● **GIVEN INSTRUCTION**: From the entries below, copy every line where the string "اندیس" appears.

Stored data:
>> Start
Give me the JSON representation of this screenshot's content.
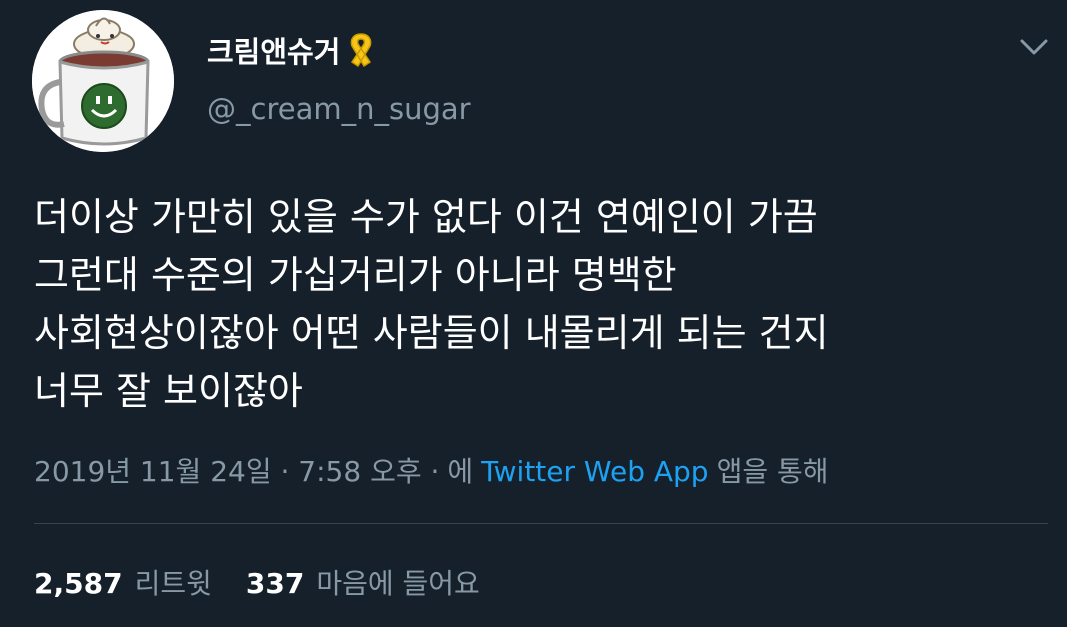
{
  "user": {
    "display_name": "크림앤슈거",
    "handle": "@_cream_n_sugar",
    "badge_icon": "yellow-ribbon-icon",
    "avatar_icon": "smiley-coffee-mug-icon"
  },
  "tweet": {
    "lines": [
      "더이상 가만히 있을 수가 없다 이건 연예인이 가끔",
      "그런대 수준의 가십거리가 아니라 명백한",
      "사회현상이잖아 어떤 사람들이 내몰리게 되는 건지",
      "너무 잘 보이잖아"
    ],
    "timestamp": "2019년 11월 24일 · 7:58 오후 ·",
    "via_prefix": "에",
    "source_app": "Twitter Web App",
    "via_suffix": "앱을 통해"
  },
  "stats": {
    "retweets_count": "2,587",
    "retweets_label": "리트윗",
    "likes_count": "337",
    "likes_label": "마음에 들어요"
  },
  "colors": {
    "background": "#15202b",
    "primary_text": "#ffffff",
    "secondary_text": "#8899a6",
    "link": "#1da1f2",
    "divider": "#38444d",
    "ribbon": "#f5c518"
  }
}
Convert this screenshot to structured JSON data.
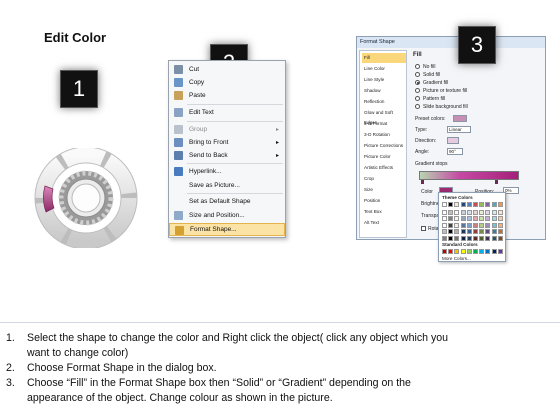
{
  "title": "Edit Color",
  "steps": [
    "1",
    "2",
    "3"
  ],
  "context_menu": {
    "items": [
      {
        "label": "Cut",
        "icon": "scissors-icon",
        "submenu": false
      },
      {
        "label": "Copy",
        "icon": "copy-icon",
        "submenu": false
      },
      {
        "label": "Paste",
        "icon": "paste-icon",
        "submenu": false
      },
      {
        "label": "Edit Text",
        "icon": "edit-text-icon",
        "submenu": false
      },
      {
        "label": "Group",
        "icon": "group-icon",
        "submenu": true
      },
      {
        "label": "Bring to Front",
        "icon": "bring-to-front-icon",
        "submenu": true
      },
      {
        "label": "Send to Back",
        "icon": "send-to-back-icon",
        "submenu": true
      },
      {
        "label": "Hyperlink...",
        "icon": "hyperlink-icon",
        "submenu": false
      },
      {
        "label": "Save as Picture...",
        "icon": "",
        "submenu": false
      },
      {
        "label": "Set as Default Shape",
        "icon": "",
        "submenu": false
      },
      {
        "label": "Size and Position...",
        "icon": "size-position-icon",
        "submenu": false
      },
      {
        "label": "Format Shape...",
        "icon": "format-shape-icon",
        "submenu": false,
        "highlighted": true
      }
    ]
  },
  "dialog": {
    "title": "Format Shape",
    "nav": [
      "Fill",
      "Line Color",
      "Line Style",
      "Shadow",
      "Reflection",
      "Glow and Soft Edges",
      "3-D Format",
      "3-D Rotation",
      "Picture Corrections",
      "Picture Color",
      "Artistic Effects",
      "Crop",
      "Size",
      "Position",
      "Text Box",
      "Alt Text"
    ],
    "selected_nav": "Fill",
    "pane_heading": "Fill",
    "fill_options": [
      "No fill",
      "Solid fill",
      "Gradient fill",
      "Picture or texture fill",
      "Pattern fill",
      "Slide background fill"
    ],
    "selected_fill": "Gradient fill",
    "preset_label": "Preset colors:",
    "type_label": "Type:",
    "type_value": "Linear",
    "direction_label": "Direction:",
    "angle_label": "Angle:",
    "angle_value": "90°",
    "stops_label": "Gradient stops",
    "color_label": "Color",
    "position_label": "Position:",
    "position_value": "0%",
    "brightness_label": "Brightness:",
    "transparency_label": "Transparency:",
    "rotate_label": "Rotate with shape"
  },
  "palette": {
    "theme_label": "Theme Colors",
    "standard_label": "Standard Colors",
    "more_label": "More Colors...",
    "theme_top": [
      "#ffffff",
      "#000000",
      "#eeece1",
      "#1f497d",
      "#4f81bd",
      "#c0504d",
      "#9bbb59",
      "#8064a2",
      "#4bacc6",
      "#f79646"
    ],
    "standard": [
      "#c00000",
      "#ff0000",
      "#ffc000",
      "#ffff00",
      "#92d050",
      "#00b050",
      "#00b0f0",
      "#0070c0",
      "#002060",
      "#7030a0"
    ]
  },
  "instructions": [
    {
      "num": "1.",
      "line1": "Select the shape to change the color and Right click the object( click any object which you",
      "line2": "want to change color)"
    },
    {
      "num": "2.",
      "line1": "Choose Format Shape in the dialog box.",
      "line2": ""
    },
    {
      "num": "3.",
      "line1": "Choose “Fill” in the Format Shape box then “Solid” or “Gradient” depending on the",
      "line2": "appearance of the object. Change colour as shown in the picture."
    }
  ],
  "colors": {
    "accent": "#b5427f",
    "highlight": "#fbd77b"
  }
}
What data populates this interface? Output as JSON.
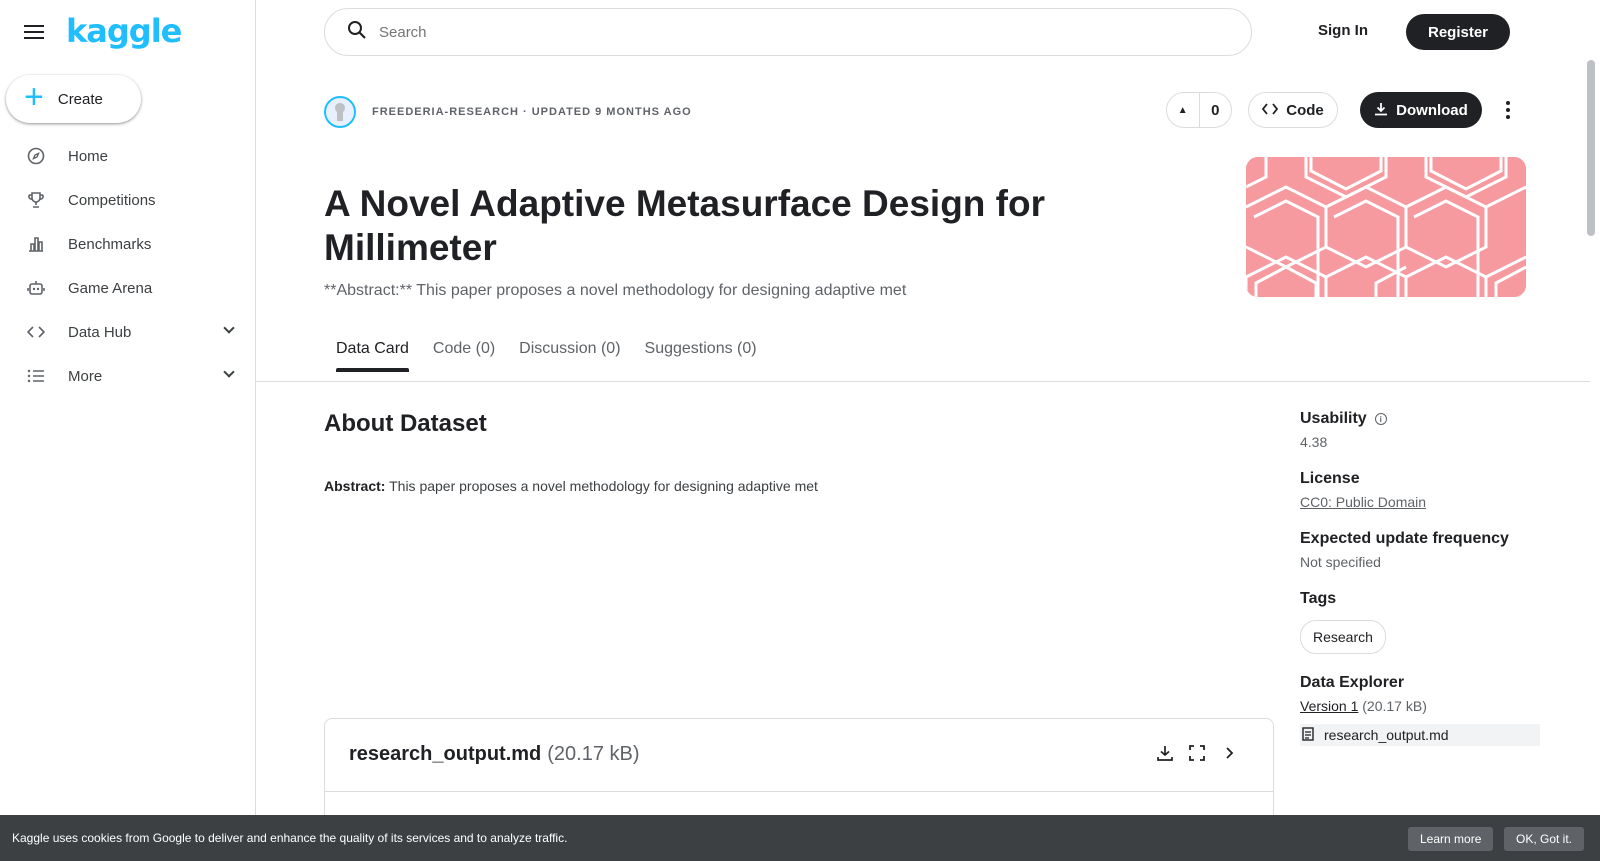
{
  "brand": {
    "logo_text": "kaggle",
    "accent": "#20beff"
  },
  "sidebar": {
    "create_label": "Create",
    "items": [
      {
        "label": "Home",
        "icon": "compass-icon"
      },
      {
        "label": "Competitions",
        "icon": "trophy-icon"
      },
      {
        "label": "Benchmarks",
        "icon": "bar-chart-icon"
      },
      {
        "label": "Game Arena",
        "icon": "robot-icon"
      },
      {
        "label": "Data Hub",
        "icon": "code-icon",
        "expandable": true
      },
      {
        "label": "More",
        "icon": "list-icon",
        "expandable": true
      }
    ]
  },
  "header": {
    "search_placeholder": "Search",
    "signin_label": "Sign In",
    "register_label": "Register"
  },
  "dataset": {
    "owner_meta": "FREEDERIA-RESEARCH · UPDATED 9 MONTHS AGO",
    "vote_count": "0",
    "code_label": "Code",
    "download_label": "Download",
    "title": "A Novel Adaptive Metasurface Design for Millimeter",
    "subtitle": "**Abstract:** This paper proposes a novel methodology for designing adaptive met",
    "cover_color": "#f79aa0"
  },
  "tabs": [
    {
      "label": "Data Card",
      "active": true
    },
    {
      "label": "Code (0)"
    },
    {
      "label": "Discussion (0)"
    },
    {
      "label": "Suggestions (0)"
    }
  ],
  "about": {
    "heading": "About Dataset",
    "abstract_label": "Abstract:",
    "abstract_text": " This paper proposes a novel methodology for designing adaptive met"
  },
  "file_card": {
    "name": "research_output.md",
    "size": "(20.17 kB)"
  },
  "meta": {
    "usability_label": "Usability",
    "usability_value": "4.38",
    "license_label": "License",
    "license_value": "CC0: Public Domain",
    "update_label": "Expected update frequency",
    "update_value": "Not specified",
    "tags_label": "Tags",
    "tag": "Research",
    "explorer_label": "Data Explorer",
    "version_link": "Version 1",
    "version_size": " (20.17 kB)",
    "explorer_file": "research_output.md"
  },
  "cookie": {
    "message": "Kaggle uses cookies from Google to deliver and enhance the quality of its services and to analyze traffic.",
    "learn_more": "Learn more",
    "ok": "OK, Got it."
  }
}
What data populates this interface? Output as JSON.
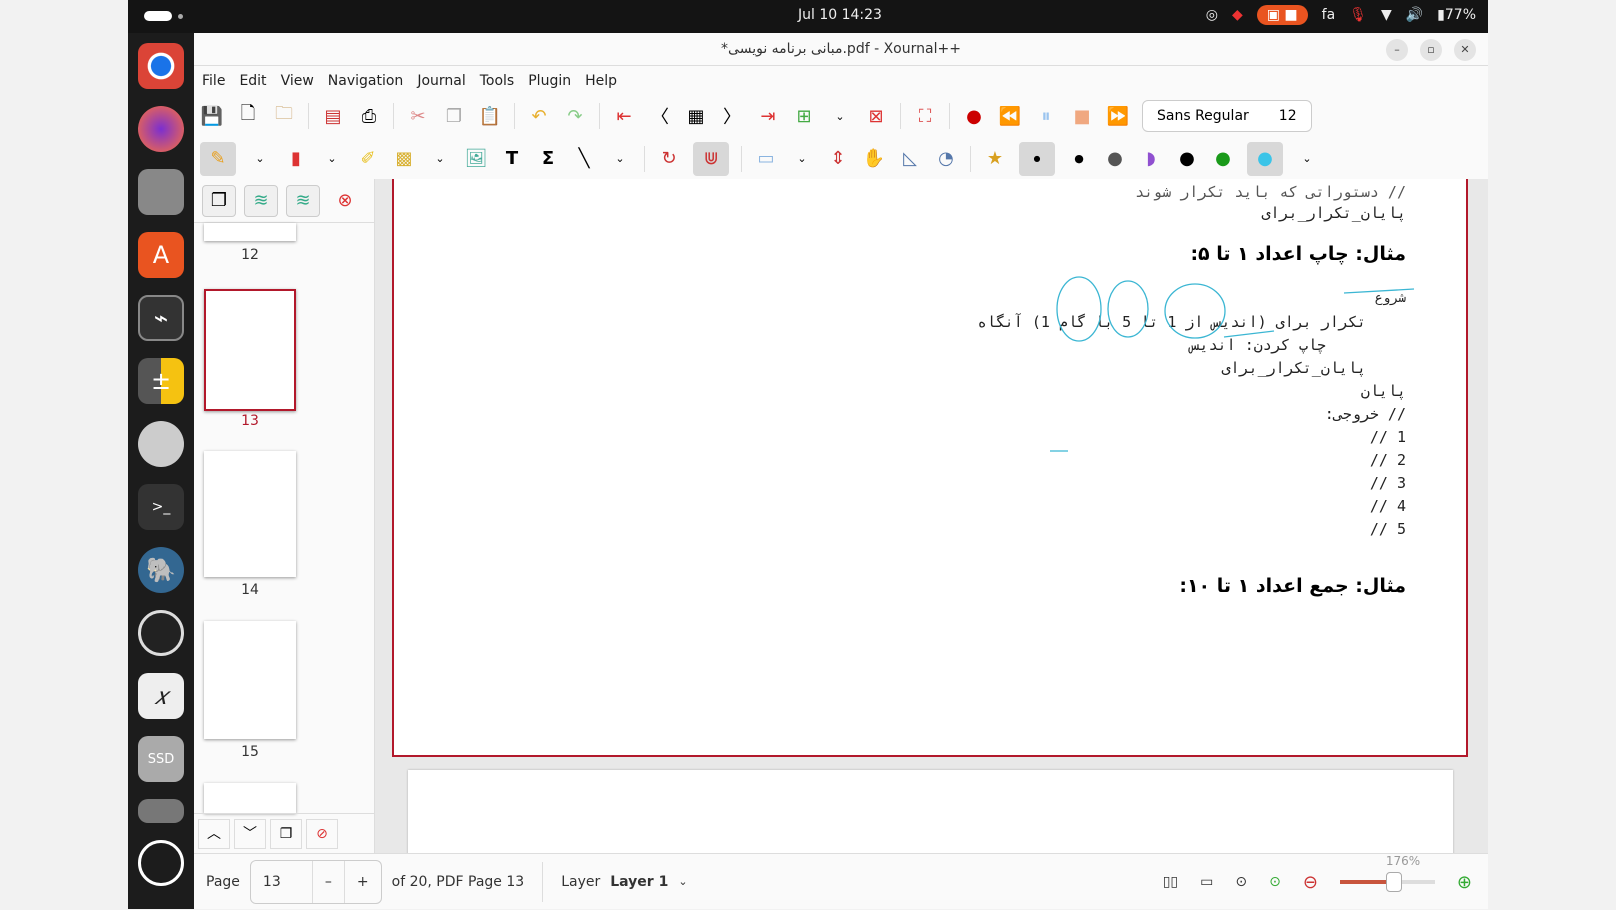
{
  "topbar": {
    "clock": "Jul 10  14:23",
    "lang": "fa",
    "battery": "77%"
  },
  "window": {
    "title": "*مبانی برنامه نویسی.pdf - Xournal++"
  },
  "menu": [
    "File",
    "Edit",
    "View",
    "Navigation",
    "Journal",
    "Tools",
    "Plugin",
    "Help"
  ],
  "toolbar": {
    "font_name": "Sans Regular",
    "font_size": "12"
  },
  "sidebar": {
    "pages": [
      "12",
      "13",
      "14",
      "15"
    ],
    "selected": "13"
  },
  "document": {
    "lines": {
      "top_partial": "// دستوراتی که باید تکرار شوند",
      "end_loop_top": "پایان_تکرار_برای",
      "heading1": "مثال: چاپ اعداد ۱ تا ۵:",
      "start": "شروع",
      "loop": "تکرار برای (اندیس از 1 تا 5 با گام 1) آنگاه",
      "print": "چاپ کردن: اندیس",
      "end_loop": "پایان_تکرار_برای",
      "end": "پایان",
      "output": "// خروجی:",
      "out": [
        "// 1",
        "// 2",
        "// 3",
        "// 4",
        "// 5"
      ],
      "heading2": "مثال: جمع اعداد ۱ تا ۱۰:"
    }
  },
  "status": {
    "page_label": "Page",
    "page_value": "13",
    "minus": "–",
    "plus": "+",
    "of": "of 20, PDF Page 13",
    "layer_label": "Layer",
    "layer_value": "Layer 1",
    "zoom": "176%",
    "zoom_fraction": 0.55
  },
  "colors": {
    "accent": "#b2182b",
    "annotation": "#3bb6d3"
  }
}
>> End
● **SOLUTION TO THE EXERCISE**:
      "loop": "تکرار برای (اندیس از 1 تا 5 با گام 1) آنگاه",
      "print": "چاپ کردن: اندیس",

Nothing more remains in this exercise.